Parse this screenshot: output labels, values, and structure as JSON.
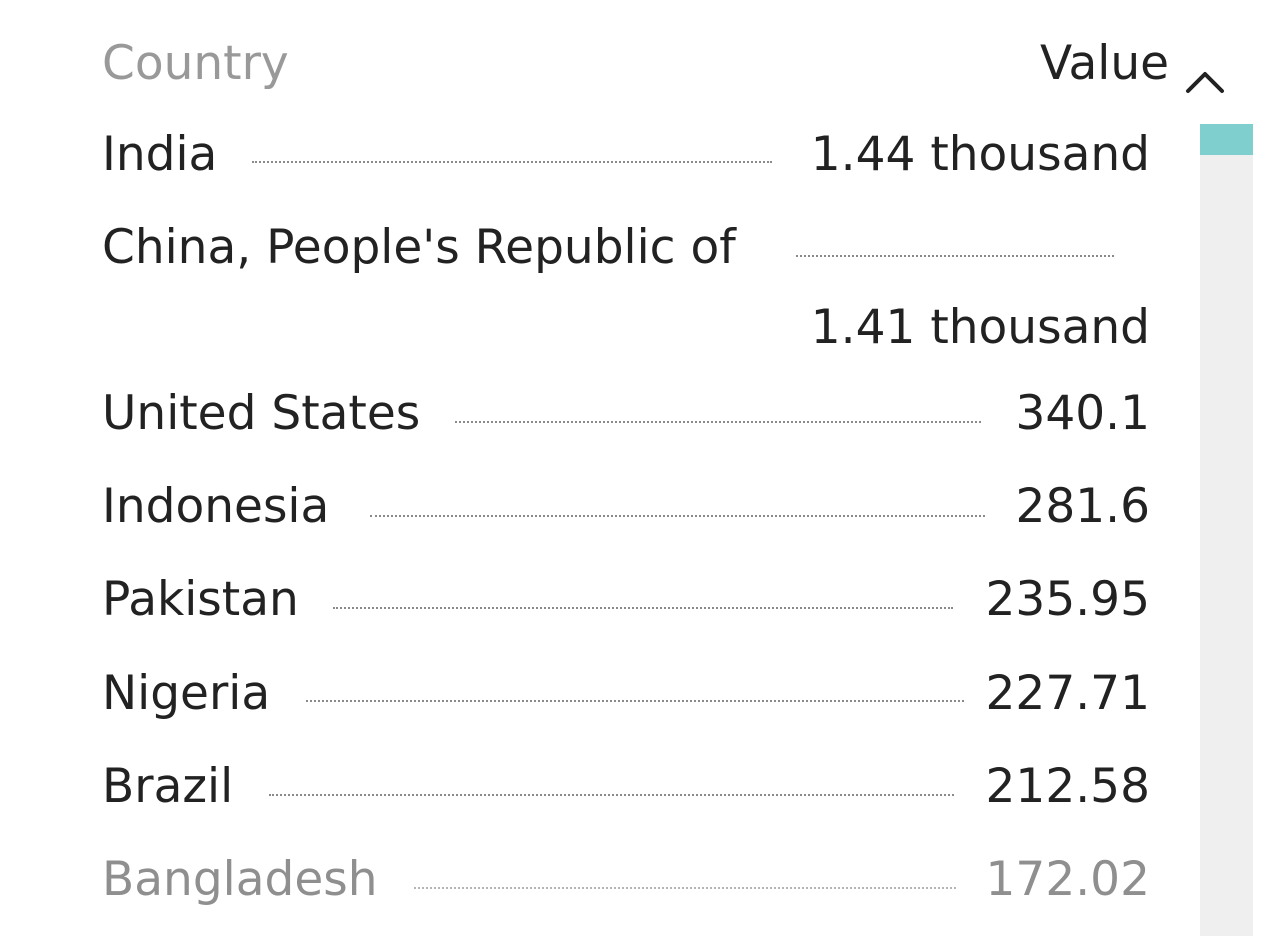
{
  "header": {
    "country_label": "Country",
    "value_label": "Value",
    "sort_icon": "chevron-up-icon"
  },
  "rows": [
    {
      "country": "India",
      "value": "1.44 thousand"
    },
    {
      "country": "China, People's Republic of",
      "value": "1.41 thousand"
    },
    {
      "country": "United States",
      "value": "340.1"
    },
    {
      "country": "Indonesia",
      "value": "281.6"
    },
    {
      "country": "Pakistan",
      "value": "235.95"
    },
    {
      "country": "Nigeria",
      "value": "227.71"
    },
    {
      "country": "Brazil",
      "value": "212.58"
    },
    {
      "country": "Bangladesh",
      "value": "172.02"
    }
  ],
  "colors": {
    "scroll_thumb": "#7fcfcf",
    "scroll_track": "#efefef",
    "header_inactive": "#999999",
    "text": "#222222"
  }
}
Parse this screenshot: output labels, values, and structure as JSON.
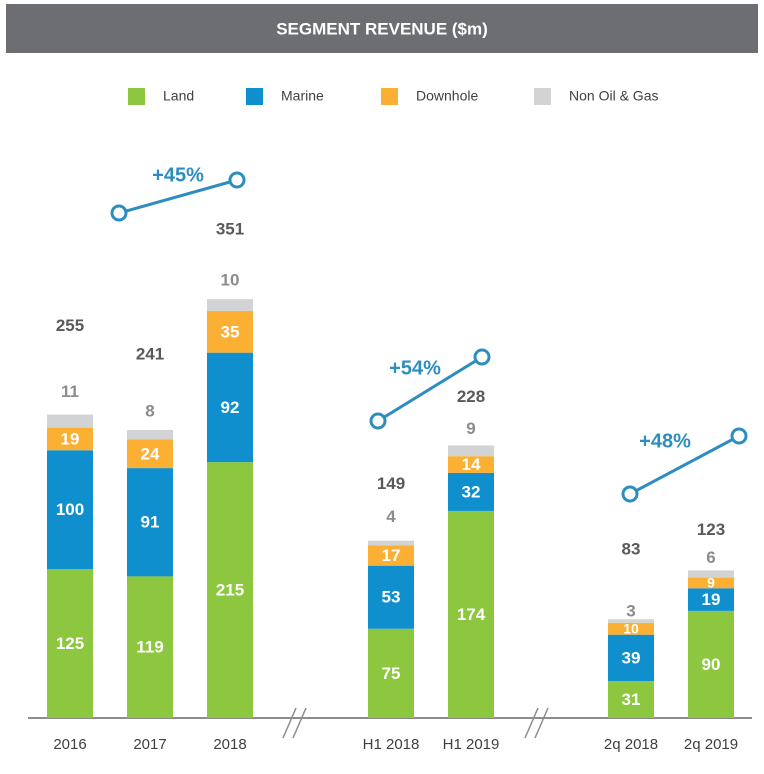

────────

▶ _What is being asked_
Quote all of the entries word for word, omitting any pictures.

▶ _Response to this task_
Parse this screenshot: output labels, values, and structure as JSON.
{
  "header": {
    "country_label": "Country",
    "value_label": "Value",
    "sort_icon": "chevron-up-icon"
  },
  "rows": [
    {
      "country": "India",
      "value": "1.44 thousand"
    },
    {
      "country": "China, People's Republic of",
      "value": "1.41 thousand"
    },
    {
      "country": "United States",
      "value": "340.1"
    },
    {
      "country": "Indonesia",
      "value": "281.6"
    },
    {
      "country": "Pakistan",
      "value": "235.95"
    },
    {
      "country": "Nigeria",
      "value": "227.71"
    },
    {
      "country": "Brazil",
      "value": "212.58"
    },
    {
      "country": "Bangladesh",
      "value": "172.02"
    }
  ],
  "colors": {
    "scroll_thumb": "#7fcfcf",
    "scroll_track": "#efefef",
    "header_inactive": "#999999",
    "text": "#222222"
  }
}
Parse this screenshot: output labels, values, and structure as JSON.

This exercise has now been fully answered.